■ EXERCISE REQUIREMENTS: All of the lines below are to be printed again exactly; images are excluded from the output.

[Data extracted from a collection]
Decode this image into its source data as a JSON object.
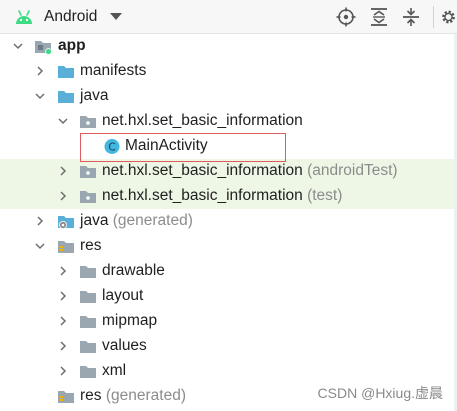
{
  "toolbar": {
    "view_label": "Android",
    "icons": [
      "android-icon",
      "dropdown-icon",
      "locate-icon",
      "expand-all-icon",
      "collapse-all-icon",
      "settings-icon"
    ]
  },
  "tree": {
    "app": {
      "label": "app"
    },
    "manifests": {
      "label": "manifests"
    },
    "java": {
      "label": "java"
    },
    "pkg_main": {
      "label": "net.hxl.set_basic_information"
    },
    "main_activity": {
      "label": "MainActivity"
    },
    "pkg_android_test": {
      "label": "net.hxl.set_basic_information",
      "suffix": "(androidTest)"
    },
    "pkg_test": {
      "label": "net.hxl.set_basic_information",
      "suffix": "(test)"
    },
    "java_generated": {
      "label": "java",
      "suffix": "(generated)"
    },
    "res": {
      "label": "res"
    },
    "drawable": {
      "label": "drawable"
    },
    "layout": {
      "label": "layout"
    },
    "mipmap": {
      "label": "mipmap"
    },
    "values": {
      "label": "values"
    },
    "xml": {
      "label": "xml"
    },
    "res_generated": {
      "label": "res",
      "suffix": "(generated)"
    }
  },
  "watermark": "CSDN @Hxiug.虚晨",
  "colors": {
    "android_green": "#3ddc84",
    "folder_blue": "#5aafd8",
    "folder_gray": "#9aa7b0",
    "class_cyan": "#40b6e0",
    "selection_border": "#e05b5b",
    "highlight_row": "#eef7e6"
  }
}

■ ANSWER TO THIS PROBLEM:
Decode this image into its source data as a JSON object.
{
  "toolbar": {
    "view_label": "Android",
    "icons": [
      "android-icon",
      "dropdown-icon",
      "locate-icon",
      "expand-all-icon",
      "collapse-all-icon",
      "settings-icon"
    ]
  },
  "tree": {
    "app": {
      "label": "app"
    },
    "manifests": {
      "label": "manifests"
    },
    "java": {
      "label": "java"
    },
    "pkg_main": {
      "label": "net.hxl.set_basic_information"
    },
    "main_activity": {
      "label": "MainActivity"
    },
    "pkg_android_test": {
      "label": "net.hxl.set_basic_information",
      "suffix": "(androidTest)"
    },
    "pkg_test": {
      "label": "net.hxl.set_basic_information",
      "suffix": "(test)"
    },
    "java_generated": {
      "label": "java",
      "suffix": "(generated)"
    },
    "res": {
      "label": "res"
    },
    "drawable": {
      "label": "drawable"
    },
    "layout": {
      "label": "layout"
    },
    "mipmap": {
      "label": "mipmap"
    },
    "values": {
      "label": "values"
    },
    "xml": {
      "label": "xml"
    },
    "res_generated": {
      "label": "res",
      "suffix": "(generated)"
    }
  },
  "watermark": "CSDN @Hxiug.虚晨",
  "colors": {
    "android_green": "#3ddc84",
    "folder_blue": "#5aafd8",
    "folder_gray": "#9aa7b0",
    "class_cyan": "#40b6e0",
    "selection_border": "#e05b5b",
    "highlight_row": "#eef7e6"
  }
}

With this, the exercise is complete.